**Exercise details:** Set every record down verbatim and omit the pictures.
▼▼▼
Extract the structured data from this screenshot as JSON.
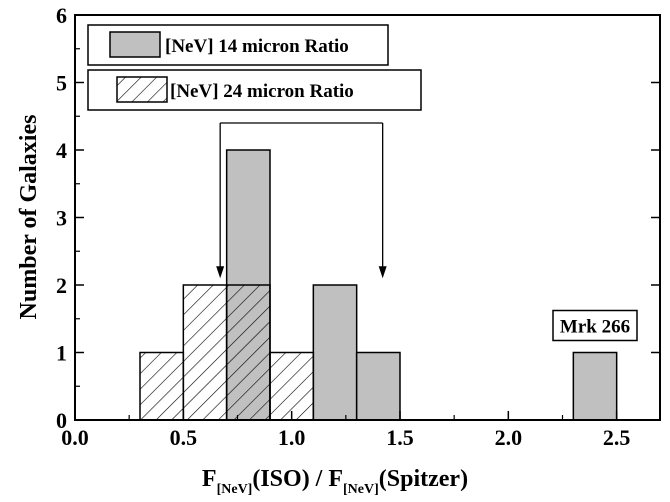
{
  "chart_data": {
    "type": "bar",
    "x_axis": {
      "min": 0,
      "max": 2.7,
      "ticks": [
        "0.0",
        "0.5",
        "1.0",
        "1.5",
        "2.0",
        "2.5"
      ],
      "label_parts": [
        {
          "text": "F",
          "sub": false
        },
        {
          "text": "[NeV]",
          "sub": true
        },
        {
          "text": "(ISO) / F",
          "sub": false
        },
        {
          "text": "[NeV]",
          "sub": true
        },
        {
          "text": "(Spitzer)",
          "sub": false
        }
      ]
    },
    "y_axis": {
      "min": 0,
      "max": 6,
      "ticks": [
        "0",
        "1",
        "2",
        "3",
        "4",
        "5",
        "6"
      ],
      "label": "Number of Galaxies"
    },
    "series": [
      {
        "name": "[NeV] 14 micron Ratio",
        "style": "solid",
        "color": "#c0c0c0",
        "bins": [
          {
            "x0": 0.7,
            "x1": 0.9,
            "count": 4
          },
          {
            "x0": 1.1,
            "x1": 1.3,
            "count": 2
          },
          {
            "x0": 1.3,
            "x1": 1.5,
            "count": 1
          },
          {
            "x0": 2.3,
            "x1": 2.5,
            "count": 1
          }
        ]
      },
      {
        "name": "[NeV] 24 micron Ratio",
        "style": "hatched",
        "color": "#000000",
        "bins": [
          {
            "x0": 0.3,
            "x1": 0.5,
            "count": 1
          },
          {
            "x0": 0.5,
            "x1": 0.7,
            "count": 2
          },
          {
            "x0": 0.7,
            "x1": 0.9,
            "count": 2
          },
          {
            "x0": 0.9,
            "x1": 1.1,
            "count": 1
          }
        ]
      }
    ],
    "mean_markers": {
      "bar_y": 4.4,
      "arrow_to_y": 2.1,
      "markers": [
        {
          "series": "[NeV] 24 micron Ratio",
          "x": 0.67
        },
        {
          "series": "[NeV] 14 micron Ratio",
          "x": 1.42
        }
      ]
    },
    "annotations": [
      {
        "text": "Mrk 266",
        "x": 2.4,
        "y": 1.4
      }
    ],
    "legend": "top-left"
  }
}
▲▲▲
**Answer in full:**
Extract the structured data from this screenshot as JSON.
{
  "chart_data": {
    "type": "bar",
    "x_axis": {
      "min": 0,
      "max": 2.7,
      "ticks": [
        "0.0",
        "0.5",
        "1.0",
        "1.5",
        "2.0",
        "2.5"
      ],
      "label_parts": [
        {
          "text": "F",
          "sub": false
        },
        {
          "text": "[NeV]",
          "sub": true
        },
        {
          "text": "(ISO) / F",
          "sub": false
        },
        {
          "text": "[NeV]",
          "sub": true
        },
        {
          "text": "(Spitzer)",
          "sub": false
        }
      ]
    },
    "y_axis": {
      "min": 0,
      "max": 6,
      "ticks": [
        "0",
        "1",
        "2",
        "3",
        "4",
        "5",
        "6"
      ],
      "label": "Number of Galaxies"
    },
    "series": [
      {
        "name": "[NeV] 14 micron Ratio",
        "style": "solid",
        "color": "#c0c0c0",
        "bins": [
          {
            "x0": 0.7,
            "x1": 0.9,
            "count": 4
          },
          {
            "x0": 1.1,
            "x1": 1.3,
            "count": 2
          },
          {
            "x0": 1.3,
            "x1": 1.5,
            "count": 1
          },
          {
            "x0": 2.3,
            "x1": 2.5,
            "count": 1
          }
        ]
      },
      {
        "name": "[NeV] 24 micron Ratio",
        "style": "hatched",
        "color": "#000000",
        "bins": [
          {
            "x0": 0.3,
            "x1": 0.5,
            "count": 1
          },
          {
            "x0": 0.5,
            "x1": 0.7,
            "count": 2
          },
          {
            "x0": 0.7,
            "x1": 0.9,
            "count": 2
          },
          {
            "x0": 0.9,
            "x1": 1.1,
            "count": 1
          }
        ]
      }
    ],
    "mean_markers": {
      "bar_y": 4.4,
      "arrow_to_y": 2.1,
      "markers": [
        {
          "series": "[NeV] 24 micron Ratio",
          "x": 0.67
        },
        {
          "series": "[NeV] 14 micron Ratio",
          "x": 1.42
        }
      ]
    },
    "annotations": [
      {
        "text": "Mrk 266",
        "x": 2.4,
        "y": 1.4
      }
    ],
    "legend": "top-left"
  }
}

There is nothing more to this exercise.